-- Begin Given data --

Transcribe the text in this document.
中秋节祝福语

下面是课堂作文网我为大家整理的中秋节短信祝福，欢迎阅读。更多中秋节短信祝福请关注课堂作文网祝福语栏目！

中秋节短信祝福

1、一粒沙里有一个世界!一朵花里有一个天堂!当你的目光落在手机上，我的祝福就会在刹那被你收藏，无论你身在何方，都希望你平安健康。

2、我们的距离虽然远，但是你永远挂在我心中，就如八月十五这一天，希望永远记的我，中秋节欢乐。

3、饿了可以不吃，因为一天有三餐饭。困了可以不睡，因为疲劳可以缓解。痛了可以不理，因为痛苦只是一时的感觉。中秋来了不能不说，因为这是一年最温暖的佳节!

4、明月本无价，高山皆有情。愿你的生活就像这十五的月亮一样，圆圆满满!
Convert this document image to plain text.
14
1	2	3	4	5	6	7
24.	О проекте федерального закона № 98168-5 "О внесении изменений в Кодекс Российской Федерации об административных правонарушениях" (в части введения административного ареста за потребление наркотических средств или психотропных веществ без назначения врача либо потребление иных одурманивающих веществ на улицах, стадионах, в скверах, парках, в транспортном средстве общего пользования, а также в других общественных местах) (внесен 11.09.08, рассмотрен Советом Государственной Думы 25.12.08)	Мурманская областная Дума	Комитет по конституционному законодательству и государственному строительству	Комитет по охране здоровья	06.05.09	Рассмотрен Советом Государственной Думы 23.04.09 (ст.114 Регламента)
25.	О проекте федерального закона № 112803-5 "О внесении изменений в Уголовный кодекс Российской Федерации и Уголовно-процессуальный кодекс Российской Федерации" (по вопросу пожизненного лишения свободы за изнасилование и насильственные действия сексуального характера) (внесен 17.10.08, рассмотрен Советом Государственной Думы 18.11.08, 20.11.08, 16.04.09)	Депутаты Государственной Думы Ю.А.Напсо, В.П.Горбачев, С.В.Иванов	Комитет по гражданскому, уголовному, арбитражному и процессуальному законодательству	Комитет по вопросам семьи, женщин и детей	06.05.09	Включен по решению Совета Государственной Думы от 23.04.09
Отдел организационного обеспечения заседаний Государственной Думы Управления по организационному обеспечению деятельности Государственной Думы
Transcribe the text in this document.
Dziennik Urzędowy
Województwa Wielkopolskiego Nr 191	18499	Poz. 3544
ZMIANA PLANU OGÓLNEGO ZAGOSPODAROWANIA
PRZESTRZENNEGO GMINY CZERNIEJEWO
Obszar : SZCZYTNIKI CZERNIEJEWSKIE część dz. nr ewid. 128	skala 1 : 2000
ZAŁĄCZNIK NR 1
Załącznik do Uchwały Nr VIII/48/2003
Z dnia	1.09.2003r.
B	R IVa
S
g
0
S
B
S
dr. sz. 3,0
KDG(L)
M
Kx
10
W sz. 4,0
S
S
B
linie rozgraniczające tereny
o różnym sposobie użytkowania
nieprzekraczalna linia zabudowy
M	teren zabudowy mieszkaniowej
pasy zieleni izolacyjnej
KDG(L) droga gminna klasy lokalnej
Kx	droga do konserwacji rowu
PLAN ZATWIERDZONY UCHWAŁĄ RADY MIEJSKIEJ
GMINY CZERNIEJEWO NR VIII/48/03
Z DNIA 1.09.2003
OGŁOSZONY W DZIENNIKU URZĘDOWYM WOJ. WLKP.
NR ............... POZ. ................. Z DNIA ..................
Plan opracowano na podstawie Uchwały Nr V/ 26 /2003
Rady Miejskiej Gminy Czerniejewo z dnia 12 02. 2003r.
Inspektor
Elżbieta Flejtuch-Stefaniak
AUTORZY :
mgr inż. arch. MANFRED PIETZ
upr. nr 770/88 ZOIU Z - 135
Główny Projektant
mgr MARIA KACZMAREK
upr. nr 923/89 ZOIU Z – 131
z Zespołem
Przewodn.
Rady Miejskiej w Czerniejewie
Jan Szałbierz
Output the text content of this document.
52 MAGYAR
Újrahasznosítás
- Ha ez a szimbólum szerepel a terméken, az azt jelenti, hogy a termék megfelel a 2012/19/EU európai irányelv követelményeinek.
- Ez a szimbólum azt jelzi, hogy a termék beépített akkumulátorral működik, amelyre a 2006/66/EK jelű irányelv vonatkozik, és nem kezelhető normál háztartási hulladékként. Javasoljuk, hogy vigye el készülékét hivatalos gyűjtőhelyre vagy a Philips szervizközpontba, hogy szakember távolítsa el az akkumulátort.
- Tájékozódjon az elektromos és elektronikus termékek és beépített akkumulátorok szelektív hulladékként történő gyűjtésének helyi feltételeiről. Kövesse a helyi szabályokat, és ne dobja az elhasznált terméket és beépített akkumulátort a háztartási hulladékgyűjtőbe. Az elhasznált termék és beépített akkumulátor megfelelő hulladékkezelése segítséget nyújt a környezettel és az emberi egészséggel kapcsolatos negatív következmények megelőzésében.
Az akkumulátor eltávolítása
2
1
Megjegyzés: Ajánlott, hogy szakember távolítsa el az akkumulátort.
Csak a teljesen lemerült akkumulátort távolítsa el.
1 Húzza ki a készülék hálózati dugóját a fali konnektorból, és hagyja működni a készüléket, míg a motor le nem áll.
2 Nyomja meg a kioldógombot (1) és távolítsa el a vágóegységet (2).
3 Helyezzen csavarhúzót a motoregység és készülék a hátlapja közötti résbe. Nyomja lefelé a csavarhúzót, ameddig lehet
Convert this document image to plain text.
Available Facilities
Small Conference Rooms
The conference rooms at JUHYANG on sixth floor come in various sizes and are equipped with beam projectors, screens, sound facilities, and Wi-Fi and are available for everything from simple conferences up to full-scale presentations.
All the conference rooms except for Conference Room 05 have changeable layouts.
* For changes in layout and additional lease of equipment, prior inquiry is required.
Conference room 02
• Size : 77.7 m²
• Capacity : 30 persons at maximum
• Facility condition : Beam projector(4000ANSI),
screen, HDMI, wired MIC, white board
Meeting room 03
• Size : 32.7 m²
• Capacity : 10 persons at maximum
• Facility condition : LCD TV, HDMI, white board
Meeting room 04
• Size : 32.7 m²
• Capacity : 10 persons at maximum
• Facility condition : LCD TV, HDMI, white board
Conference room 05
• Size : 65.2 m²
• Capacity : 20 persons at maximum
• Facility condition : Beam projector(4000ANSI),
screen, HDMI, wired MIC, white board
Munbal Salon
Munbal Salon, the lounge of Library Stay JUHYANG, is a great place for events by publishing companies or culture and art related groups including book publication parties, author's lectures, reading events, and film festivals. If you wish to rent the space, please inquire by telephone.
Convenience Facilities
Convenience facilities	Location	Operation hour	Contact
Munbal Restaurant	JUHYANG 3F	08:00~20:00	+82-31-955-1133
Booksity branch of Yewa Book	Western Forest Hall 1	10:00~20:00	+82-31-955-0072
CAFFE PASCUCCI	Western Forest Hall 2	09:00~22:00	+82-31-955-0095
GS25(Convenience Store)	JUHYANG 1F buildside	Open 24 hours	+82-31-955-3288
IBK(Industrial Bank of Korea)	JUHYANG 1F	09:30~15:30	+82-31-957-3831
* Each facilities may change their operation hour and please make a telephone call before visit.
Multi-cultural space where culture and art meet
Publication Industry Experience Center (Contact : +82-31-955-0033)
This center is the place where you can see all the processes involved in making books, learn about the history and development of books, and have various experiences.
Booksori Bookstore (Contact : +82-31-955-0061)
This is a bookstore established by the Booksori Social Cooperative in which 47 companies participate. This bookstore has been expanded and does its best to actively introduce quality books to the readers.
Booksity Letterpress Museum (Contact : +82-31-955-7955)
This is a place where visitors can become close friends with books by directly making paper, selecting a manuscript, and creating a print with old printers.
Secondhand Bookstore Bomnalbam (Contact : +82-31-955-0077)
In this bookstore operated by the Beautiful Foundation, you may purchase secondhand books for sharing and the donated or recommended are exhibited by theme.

-- End Given data --

▸ **Exercise details**: Write the listing out again, exactly as shown above.

▸ **Exercise output**:
Transcribe the text in this document.
中秋节祝福语

下面是课堂作文网我为大家整理的中秋节短信祝福，欢迎阅读。更多中秋节短信祝福请关注课堂作文网祝福语栏目！

中秋节短信祝福

1、一粒沙里有一个世界!一朵花里有一个天堂!当你的目光落在手机上，我的祝福就会在刹那被你收藏，无论你身在何方，都希望你平安健康。

2、我们的距离虽然远，但是你永远挂在我心中，就如八月十五这一天，希望永远记的我，中秋节欢乐。

3、饿了可以不吃，因为一天有三餐饭。困了可以不睡，因为疲劳可以缓解。痛了可以不理，因为痛苦只是一时的感觉。中秋来了不能不说，因为这是一年最温暖的佳节!

4、明月本无价，高山皆有情。愿你的生活就像这十五的月亮一样，圆圆满满!
Convert this document image to plain text.
14
1	2	3	4	5	6	7
24.	О проекте федерального закона № 98168-5 "О внесении изменений в Кодекс Российской Федерации об административных правонарушениях" (в части введения административного ареста за потребление наркотических средств или психотропных веществ без назначения врача либо потребление иных одурманивающих веществ на улицах, стадионах, в скверах, парках, в транспортном средстве общего пользования, а также в других общественных местах) (внесен 11.09.08, рассмотрен Советом Государственной Думы 25.12.08)	Мурманская областная Дума	Комитет по конституционному законодательству и государственному строительству	Комитет по охране здоровья	06.05.09	Рассмотрен Советом Государственной Думы 23.04.09 (ст.114 Регламента)
25.	О проекте федерального закона № 112803-5 "О внесении изменений в Уголовный кодекс Российской Федерации и Уголовно-процессуальный кодекс Российской Федерации" (по вопросу пожизненного лишения свободы за изнасилование и насильственные действия сексуального характера) (внесен 17.10.08, рассмотрен Советом Государственной Думы 18.11.08, 20.11.08, 16.04.09)	Депутаты Государственной Думы Ю.А.Напсо, В.П.Горбачев, С.В.Иванов	Комитет по гражданскому, уголовному, арбитражному и процессуальному законодательству	Комитет по вопросам семьи, женщин и детей	06.05.09	Включен по решению Совета Государственной Думы от 23.04.09
Отдел организационного обеспечения заседаний Государственной Думы Управления по организационному обеспечению деятельности Государственной Думы
Transcribe the text in this document.
Dziennik Urzędowy
Województwa Wielkopolskiego Nr 191	18499	Poz. 3544
ZMIANA PLANU OGÓLNEGO ZAGOSPODAROWANIA
PRZESTRZENNEGO GMINY CZERNIEJEWO
Obszar : SZCZYTNIKI CZERNIEJEWSKIE część dz. nr ewid. 128	skala 1 : 2000
ZAŁĄCZNIK NR 1
Załącznik do Uchwały Nr VIII/48/2003
Z dnia	1.09.2003r.
B	R IVa
S
g
0
S
B
S
dr. sz. 3,0
KDG(L)
M
Kx
10
W sz. 4,0
S
S
B
linie rozgraniczające tereny
o różnym sposobie użytkowania
nieprzekraczalna linia zabudowy
M	teren zabudowy mieszkaniowej
pasy zieleni izolacyjnej
KDG(L) droga gminna klasy lokalnej
Kx	droga do konserwacji rowu
PLAN ZATWIERDZONY UCHWAŁĄ RADY MIEJSKIEJ
GMINY CZERNIEJEWO NR VIII/48/03
Z DNIA 1.09.2003
OGŁOSZONY W DZIENNIKU URZĘDOWYM WOJ. WLKP.
NR ............... POZ. ................. Z DNIA ..................
Plan opracowano na podstawie Uchwały Nr V/ 26 /2003
Rady Miejskiej Gminy Czerniejewo z dnia 12 02. 2003r.
Inspektor
Elżbieta Flejtuch-Stefaniak
AUTORZY :
mgr inż. arch. MANFRED PIETZ
upr. nr 770/88 ZOIU Z - 135
Główny Projektant
mgr MARIA KACZMAREK
upr. nr 923/89 ZOIU Z – 131
z Zespołem
Przewodn.
Rady Miejskiej w Czerniejewie
Jan Szałbierz
Output the text content of this document.
52 MAGYAR
Újrahasznosítás
- Ha ez a szimbólum szerepel a terméken, az azt jelenti, hogy a termék megfelel a 2012/19/EU európai irányelv követelményeinek.
- Ez a szimbólum azt jelzi, hogy a termék beépített akkumulátorral működik, amelyre a 2006/66/EK jelű irányelv vonatkozik, és nem kezelhető normál háztartási hulladékként. Javasoljuk, hogy vigye el készülékét hivatalos gyűjtőhelyre vagy a Philips szervizközpontba, hogy szakember távolítsa el az akkumulátort.
- Tájékozódjon az elektromos és elektronikus termékek és beépített akkumulátorok szelektív hulladékként történő gyűjtésének helyi feltételeiről. Kövesse a helyi szabályokat, és ne dobja az elhasznált terméket és beépített akkumulátort a háztartási hulladékgyűjtőbe. Az elhasznált termék és beépített akkumulátor megfelelő hulladékkezelése segítséget nyújt a környezettel és az emberi egészséggel kapcsolatos negatív következmények megelőzésében.
Az akkumulátor eltávolítása
2
1
Megjegyzés: Ajánlott, hogy szakember távolítsa el az akkumulátort.
Csak a teljesen lemerült akkumulátort távolítsa el.
1 Húzza ki a készülék hálózati dugóját a fali konnektorból, és hagyja működni a készüléket, míg a motor le nem áll.
2 Nyomja meg a kioldógombot (1) és távolítsa el a vágóegységet (2).
3 Helyezzen csavarhúzót a motoregység és készülék a hátlapja közötti résbe. Nyomja lefelé a csavarhúzót, ameddig lehet
Convert this document image to plain text.
Available Facilities
Small Conference Rooms
The conference rooms at JUHYANG on sixth floor come in various sizes and are equipped with beam projectors, screens, sound facilities, and Wi-Fi and are available for everything from simple conferences up to full-scale presentations.
All the conference rooms except for Conference Room 05 have changeable layouts.
* For changes in layout and additional lease of equipment, prior inquiry is required.
Conference room 02
• Size : 77.7 m²
• Capacity : 30 persons at maximum
• Facility condition : Beam projector(4000ANSI),
screen, HDMI, wired MIC, white board
Meeting room 03
• Size : 32.7 m²
• Capacity : 10 persons at maximum
• Facility condition : LCD TV, HDMI, white board
Meeting room 04
• Size : 32.7 m²
• Capacity : 10 persons at maximum
• Facility condition : LCD TV, HDMI, white board
Conference room 05
• Size : 65.2 m²
• Capacity : 20 persons at maximum
• Facility condition : Beam projector(4000ANSI),
screen, HDMI, wired MIC, white board
Munbal Salon
Munbal Salon, the lounge of Library Stay JUHYANG, is a great place for events by publishing companies or culture and art related groups including book publication parties, author's lectures, reading events, and film festivals. If you wish to rent the space, please inquire by telephone.
Convenience Facilities
Convenience facilities	Location	Operation hour	Contact
Munbal Restaurant	JUHYANG 3F	08:00~20:00	+82-31-955-1133
Booksity branch of Yewa Book	Western Forest Hall 1	10:00~20:00	+82-31-955-0072
CAFFE PASCUCCI	Western Forest Hall 2	09:00~22:00	+82-31-955-0095
GS25(Convenience Store)	JUHYANG 1F buildside	Open 24 hours	+82-31-955-3288
IBK(Industrial Bank of Korea)	JUHYANG 1F	09:30~15:30	+82-31-957-3831
* Each facilities may change their operation hour and please make a telephone call before visit.
Multi-cultural space where culture and art meet
Publication Industry Experience Center (Contact : +82-31-955-0033)
This center is the place where you can see all the processes involved in making books, learn about the history and development of books, and have various experiences.
Booksori Bookstore (Contact : +82-31-955-0061)
This is a bookstore established by the Booksori Social Cooperative in which 47 companies participate. This bookstore has been expanded and does its best to actively introduce quality books to the readers.
Booksity Letterpress Museum (Contact : +82-31-955-7955)
This is a place where visitors can become close friends with books by directly making paper, selecting a manuscript, and creating a print with old printers.
Secondhand Bookstore Bomnalbam (Contact : +82-31-955-0077)
In this bookstore operated by the Beautiful Foundation, you may purchase secondhand books for sharing and the donated or recommended are exhibited by theme.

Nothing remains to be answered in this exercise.